-- Start --

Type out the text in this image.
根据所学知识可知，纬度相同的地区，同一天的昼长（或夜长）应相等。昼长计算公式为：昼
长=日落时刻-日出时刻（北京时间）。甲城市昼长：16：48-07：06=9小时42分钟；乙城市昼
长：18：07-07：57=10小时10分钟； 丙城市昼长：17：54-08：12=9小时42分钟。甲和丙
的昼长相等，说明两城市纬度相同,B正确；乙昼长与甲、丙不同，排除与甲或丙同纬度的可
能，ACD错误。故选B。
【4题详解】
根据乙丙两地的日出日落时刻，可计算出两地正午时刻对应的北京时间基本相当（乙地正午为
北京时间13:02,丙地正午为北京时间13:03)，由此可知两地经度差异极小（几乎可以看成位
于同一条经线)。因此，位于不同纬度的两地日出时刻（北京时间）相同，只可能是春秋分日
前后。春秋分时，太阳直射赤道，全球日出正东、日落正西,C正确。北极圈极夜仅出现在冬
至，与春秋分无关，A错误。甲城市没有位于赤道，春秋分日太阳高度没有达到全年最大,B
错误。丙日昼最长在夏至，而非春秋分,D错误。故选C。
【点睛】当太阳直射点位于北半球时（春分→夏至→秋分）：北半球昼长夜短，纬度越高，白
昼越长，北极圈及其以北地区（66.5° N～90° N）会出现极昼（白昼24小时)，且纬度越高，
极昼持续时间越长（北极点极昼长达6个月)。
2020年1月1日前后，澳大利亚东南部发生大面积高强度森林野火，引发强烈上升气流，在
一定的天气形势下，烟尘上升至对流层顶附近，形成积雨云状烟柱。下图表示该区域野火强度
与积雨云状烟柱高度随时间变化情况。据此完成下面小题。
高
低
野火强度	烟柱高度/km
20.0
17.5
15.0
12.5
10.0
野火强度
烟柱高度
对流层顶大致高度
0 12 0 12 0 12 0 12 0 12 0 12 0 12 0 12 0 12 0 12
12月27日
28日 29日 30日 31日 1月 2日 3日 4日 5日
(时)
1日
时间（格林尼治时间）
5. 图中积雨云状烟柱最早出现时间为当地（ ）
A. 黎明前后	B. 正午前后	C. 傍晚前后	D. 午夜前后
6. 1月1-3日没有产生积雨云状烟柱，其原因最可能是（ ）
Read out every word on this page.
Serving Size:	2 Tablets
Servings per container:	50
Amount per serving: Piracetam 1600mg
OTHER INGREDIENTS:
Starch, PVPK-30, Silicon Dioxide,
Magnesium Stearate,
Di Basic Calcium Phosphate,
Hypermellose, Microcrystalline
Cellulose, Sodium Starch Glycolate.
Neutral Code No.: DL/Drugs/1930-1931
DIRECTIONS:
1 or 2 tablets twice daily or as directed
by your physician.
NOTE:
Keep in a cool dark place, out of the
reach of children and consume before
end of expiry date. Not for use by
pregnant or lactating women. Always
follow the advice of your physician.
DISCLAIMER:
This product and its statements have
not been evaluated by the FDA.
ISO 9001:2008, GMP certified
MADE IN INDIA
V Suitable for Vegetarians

-- End --

◆ Task details ◆
Which lines hold the word "your"? Copy each of them from the records.

◆ Task output ◆
by your physician.
follow the advice of your physician.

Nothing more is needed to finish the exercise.